# START OF Excerpted records

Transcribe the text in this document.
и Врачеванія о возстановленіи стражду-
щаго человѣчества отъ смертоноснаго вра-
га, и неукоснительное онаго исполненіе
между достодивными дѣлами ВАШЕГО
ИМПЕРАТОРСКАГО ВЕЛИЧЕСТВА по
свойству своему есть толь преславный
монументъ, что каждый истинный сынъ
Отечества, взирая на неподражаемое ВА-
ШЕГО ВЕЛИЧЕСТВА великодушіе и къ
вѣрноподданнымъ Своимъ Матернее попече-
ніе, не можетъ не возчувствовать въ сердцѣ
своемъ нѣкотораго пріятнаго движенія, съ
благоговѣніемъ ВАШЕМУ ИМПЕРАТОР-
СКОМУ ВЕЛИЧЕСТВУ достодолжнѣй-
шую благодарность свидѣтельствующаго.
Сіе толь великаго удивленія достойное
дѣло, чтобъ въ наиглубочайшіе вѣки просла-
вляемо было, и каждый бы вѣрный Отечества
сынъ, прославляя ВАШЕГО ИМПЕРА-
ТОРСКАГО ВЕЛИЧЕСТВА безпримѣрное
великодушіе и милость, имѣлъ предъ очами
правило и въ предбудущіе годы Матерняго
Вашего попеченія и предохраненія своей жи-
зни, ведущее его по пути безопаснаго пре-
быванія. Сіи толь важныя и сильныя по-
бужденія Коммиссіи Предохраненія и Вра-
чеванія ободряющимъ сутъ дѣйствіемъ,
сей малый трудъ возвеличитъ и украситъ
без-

# END OF Excerpted records

What needs to be done: Where a line in the material contains "ВЕЛИЧЕСТВА", copy that line.

Finished task:
ИМПЕРАТОРСКАГО ВЕЛИЧЕСТВА по
ШЕГО ВЕЛИЧЕСТВА великодушіе и къ
ТОРСКАГО ВЕЛИЧЕСТВА безпримѣрное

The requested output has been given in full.